■ **EXERCISE**
From the entries below, copy every line that holds the word "Üretim".

━━ RECORDS PROVIDED ━━

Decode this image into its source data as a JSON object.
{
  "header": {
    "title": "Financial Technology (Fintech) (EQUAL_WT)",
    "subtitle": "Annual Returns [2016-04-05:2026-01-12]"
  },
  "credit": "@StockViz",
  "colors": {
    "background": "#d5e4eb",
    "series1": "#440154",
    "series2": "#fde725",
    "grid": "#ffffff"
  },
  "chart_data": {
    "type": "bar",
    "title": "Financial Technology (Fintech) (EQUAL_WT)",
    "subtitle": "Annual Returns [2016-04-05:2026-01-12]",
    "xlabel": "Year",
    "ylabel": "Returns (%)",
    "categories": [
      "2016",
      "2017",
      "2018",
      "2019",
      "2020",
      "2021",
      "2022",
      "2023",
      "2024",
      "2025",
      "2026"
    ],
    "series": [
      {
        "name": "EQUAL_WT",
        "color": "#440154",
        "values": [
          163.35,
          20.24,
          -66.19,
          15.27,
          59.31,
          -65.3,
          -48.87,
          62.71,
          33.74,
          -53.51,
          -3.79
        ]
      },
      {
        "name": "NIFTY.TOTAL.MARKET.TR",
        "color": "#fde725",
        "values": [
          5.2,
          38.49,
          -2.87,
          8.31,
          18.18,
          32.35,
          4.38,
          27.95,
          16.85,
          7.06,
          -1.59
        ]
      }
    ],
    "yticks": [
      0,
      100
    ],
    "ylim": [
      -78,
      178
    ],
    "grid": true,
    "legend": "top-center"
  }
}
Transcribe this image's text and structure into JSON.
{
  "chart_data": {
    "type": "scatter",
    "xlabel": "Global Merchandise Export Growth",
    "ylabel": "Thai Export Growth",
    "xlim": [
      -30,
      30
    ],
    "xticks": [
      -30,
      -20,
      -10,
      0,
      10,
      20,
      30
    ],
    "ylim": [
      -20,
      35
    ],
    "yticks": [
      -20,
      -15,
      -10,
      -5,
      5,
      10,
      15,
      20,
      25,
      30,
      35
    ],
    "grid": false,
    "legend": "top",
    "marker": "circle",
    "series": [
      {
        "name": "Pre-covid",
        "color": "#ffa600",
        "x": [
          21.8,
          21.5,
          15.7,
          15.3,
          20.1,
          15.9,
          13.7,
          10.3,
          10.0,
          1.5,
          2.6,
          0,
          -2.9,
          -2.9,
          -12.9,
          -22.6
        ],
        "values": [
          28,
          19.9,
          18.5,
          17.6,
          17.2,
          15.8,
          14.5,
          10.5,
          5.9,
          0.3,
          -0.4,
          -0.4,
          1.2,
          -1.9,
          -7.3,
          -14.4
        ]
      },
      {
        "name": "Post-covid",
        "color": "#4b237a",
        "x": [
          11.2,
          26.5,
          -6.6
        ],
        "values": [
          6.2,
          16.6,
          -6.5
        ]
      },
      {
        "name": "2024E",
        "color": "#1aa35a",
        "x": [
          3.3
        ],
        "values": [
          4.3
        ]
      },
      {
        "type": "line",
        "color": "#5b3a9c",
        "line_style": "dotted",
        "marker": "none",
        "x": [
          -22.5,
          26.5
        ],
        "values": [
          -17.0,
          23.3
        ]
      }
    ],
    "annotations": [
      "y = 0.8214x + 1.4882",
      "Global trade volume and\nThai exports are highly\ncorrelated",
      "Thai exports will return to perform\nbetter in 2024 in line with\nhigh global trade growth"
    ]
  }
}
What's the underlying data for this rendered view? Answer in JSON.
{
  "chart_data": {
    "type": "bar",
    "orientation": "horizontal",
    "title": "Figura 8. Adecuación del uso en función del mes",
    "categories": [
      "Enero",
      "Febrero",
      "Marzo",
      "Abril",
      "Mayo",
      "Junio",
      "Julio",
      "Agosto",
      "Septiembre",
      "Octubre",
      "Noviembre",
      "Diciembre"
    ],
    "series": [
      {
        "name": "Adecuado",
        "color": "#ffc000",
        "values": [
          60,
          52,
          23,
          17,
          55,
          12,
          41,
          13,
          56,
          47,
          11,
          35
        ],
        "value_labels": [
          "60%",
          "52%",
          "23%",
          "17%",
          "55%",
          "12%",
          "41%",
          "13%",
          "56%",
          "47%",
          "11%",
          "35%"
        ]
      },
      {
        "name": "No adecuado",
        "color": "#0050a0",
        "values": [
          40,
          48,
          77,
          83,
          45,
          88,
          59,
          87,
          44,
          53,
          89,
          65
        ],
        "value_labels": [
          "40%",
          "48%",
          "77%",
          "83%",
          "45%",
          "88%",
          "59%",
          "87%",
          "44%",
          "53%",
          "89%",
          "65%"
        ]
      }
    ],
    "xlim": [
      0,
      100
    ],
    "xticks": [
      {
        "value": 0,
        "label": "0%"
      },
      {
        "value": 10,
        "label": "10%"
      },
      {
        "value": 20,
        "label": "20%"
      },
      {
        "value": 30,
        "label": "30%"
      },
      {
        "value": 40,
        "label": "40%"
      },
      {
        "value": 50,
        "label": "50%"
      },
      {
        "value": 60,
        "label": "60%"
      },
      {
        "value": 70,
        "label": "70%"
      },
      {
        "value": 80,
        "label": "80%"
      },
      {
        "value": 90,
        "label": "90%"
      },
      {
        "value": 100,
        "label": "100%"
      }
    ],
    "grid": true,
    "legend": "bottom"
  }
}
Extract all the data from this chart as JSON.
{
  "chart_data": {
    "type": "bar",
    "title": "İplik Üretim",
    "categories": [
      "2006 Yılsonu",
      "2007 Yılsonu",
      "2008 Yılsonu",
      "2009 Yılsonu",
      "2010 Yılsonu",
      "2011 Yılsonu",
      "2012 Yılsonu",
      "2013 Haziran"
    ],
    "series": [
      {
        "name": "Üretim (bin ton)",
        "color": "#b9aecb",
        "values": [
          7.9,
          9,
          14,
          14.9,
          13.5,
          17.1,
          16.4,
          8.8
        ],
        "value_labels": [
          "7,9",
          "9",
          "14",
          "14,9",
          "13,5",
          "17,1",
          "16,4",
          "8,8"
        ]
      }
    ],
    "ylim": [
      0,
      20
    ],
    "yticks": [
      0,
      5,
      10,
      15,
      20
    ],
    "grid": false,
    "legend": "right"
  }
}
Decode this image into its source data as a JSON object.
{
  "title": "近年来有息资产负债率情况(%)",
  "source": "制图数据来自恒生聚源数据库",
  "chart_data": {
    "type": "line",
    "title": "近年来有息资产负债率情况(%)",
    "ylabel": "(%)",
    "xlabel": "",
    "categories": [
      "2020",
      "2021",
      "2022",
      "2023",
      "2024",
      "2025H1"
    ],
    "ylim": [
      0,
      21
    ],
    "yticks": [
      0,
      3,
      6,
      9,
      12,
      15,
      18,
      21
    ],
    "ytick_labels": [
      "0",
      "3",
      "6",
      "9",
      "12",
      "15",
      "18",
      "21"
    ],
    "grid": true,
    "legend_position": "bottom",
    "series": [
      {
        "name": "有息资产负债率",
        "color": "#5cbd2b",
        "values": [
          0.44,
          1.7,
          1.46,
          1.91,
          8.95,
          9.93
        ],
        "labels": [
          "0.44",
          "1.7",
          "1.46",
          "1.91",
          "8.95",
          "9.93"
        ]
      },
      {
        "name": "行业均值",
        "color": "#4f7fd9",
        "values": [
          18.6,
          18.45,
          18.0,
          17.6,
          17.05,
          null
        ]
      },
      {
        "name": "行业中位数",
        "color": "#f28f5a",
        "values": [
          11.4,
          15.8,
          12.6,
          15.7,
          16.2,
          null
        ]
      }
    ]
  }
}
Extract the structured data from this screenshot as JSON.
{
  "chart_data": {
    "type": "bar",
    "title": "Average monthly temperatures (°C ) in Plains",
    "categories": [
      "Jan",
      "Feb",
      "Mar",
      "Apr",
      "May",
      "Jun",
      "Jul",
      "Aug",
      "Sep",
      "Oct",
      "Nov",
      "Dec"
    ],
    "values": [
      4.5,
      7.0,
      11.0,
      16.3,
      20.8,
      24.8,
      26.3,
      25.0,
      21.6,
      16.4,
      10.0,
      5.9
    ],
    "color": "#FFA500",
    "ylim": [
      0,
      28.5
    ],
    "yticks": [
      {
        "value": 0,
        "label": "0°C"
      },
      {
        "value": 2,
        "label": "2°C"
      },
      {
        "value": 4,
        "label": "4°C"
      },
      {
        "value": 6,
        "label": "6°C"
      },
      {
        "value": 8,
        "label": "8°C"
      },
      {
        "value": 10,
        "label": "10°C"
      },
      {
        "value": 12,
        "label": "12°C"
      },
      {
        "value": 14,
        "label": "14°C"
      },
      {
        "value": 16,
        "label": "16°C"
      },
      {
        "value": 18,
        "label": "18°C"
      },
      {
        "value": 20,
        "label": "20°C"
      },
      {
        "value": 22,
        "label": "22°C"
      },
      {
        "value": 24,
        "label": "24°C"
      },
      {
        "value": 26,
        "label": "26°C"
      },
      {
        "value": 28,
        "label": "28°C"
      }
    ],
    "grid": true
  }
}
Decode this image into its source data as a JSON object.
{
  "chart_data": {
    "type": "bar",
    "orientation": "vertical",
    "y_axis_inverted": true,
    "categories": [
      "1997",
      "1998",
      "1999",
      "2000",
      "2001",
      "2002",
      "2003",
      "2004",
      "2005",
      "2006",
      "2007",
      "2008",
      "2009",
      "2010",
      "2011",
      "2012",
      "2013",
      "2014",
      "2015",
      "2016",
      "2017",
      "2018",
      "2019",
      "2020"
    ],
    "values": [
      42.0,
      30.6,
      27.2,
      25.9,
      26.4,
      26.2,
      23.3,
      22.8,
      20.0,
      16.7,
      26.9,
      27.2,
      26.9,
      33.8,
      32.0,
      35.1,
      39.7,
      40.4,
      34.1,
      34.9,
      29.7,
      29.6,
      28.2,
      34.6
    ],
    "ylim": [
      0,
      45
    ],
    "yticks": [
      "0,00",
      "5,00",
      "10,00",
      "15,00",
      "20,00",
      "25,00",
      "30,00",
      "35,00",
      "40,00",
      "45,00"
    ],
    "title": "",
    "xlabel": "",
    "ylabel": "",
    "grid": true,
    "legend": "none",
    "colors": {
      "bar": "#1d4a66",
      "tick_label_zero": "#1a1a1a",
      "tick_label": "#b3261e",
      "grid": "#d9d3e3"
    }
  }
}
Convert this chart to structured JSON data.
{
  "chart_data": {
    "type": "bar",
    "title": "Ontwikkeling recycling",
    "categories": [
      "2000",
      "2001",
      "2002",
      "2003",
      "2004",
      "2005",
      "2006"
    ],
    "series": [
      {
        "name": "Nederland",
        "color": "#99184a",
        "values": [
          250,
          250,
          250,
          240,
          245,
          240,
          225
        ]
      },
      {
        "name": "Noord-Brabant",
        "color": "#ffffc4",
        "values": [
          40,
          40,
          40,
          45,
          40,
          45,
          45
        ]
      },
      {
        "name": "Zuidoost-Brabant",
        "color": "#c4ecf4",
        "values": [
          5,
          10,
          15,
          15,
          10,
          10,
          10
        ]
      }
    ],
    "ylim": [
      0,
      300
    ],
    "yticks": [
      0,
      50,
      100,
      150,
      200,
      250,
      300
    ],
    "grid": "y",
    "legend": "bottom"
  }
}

━━━

■ **WRITTEN RESPONSE**
    "title": "İplik Üretim",
        "name": "Üretim (bin ton)",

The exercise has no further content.